- PROVIDED DATA -
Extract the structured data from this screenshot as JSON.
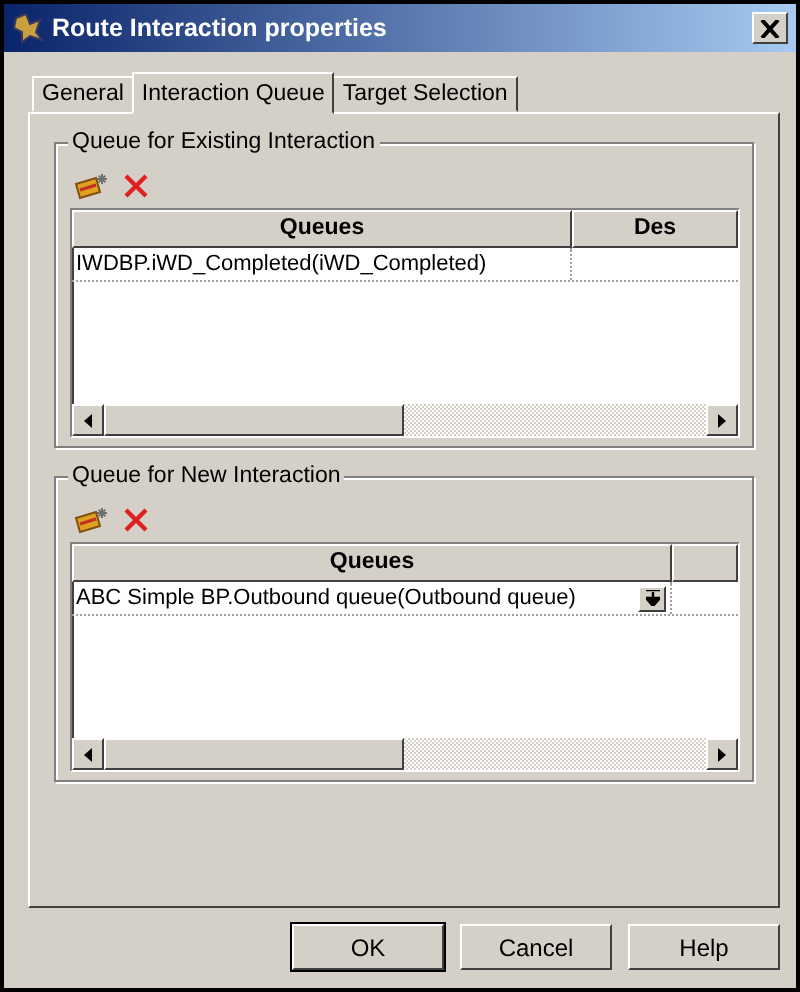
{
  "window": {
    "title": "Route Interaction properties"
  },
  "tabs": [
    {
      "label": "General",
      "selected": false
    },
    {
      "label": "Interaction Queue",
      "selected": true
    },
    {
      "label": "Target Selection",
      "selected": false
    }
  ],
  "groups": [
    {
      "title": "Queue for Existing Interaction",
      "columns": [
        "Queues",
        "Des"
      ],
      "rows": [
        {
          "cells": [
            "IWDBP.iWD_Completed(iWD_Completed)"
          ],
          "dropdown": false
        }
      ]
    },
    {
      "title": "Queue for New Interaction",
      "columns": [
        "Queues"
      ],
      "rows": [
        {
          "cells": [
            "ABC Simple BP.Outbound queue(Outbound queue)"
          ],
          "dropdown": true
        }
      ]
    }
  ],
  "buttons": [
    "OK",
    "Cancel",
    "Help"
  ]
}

- REQUIRED WORK -
Copy out each record shown above without alteration, skipping any picture.

- COMPLETED EXERCISE -
Extract the structured data from this screenshot as JSON.
{
  "window": {
    "title": "Route Interaction properties"
  },
  "tabs": [
    {
      "label": "General",
      "selected": false
    },
    {
      "label": "Interaction Queue",
      "selected": true
    },
    {
      "label": "Target Selection",
      "selected": false
    }
  ],
  "groups": [
    {
      "title": "Queue for Existing Interaction",
      "columns": [
        "Queues",
        "Des"
      ],
      "rows": [
        {
          "cells": [
            "IWDBP.iWD_Completed(iWD_Completed)"
          ],
          "dropdown": false
        }
      ]
    },
    {
      "title": "Queue for New Interaction",
      "columns": [
        "Queues"
      ],
      "rows": [
        {
          "cells": [
            "ABC Simple BP.Outbound queue(Outbound queue)"
          ],
          "dropdown": true
        }
      ]
    }
  ],
  "buttons": [
    "OK",
    "Cancel",
    "Help"
  ]
}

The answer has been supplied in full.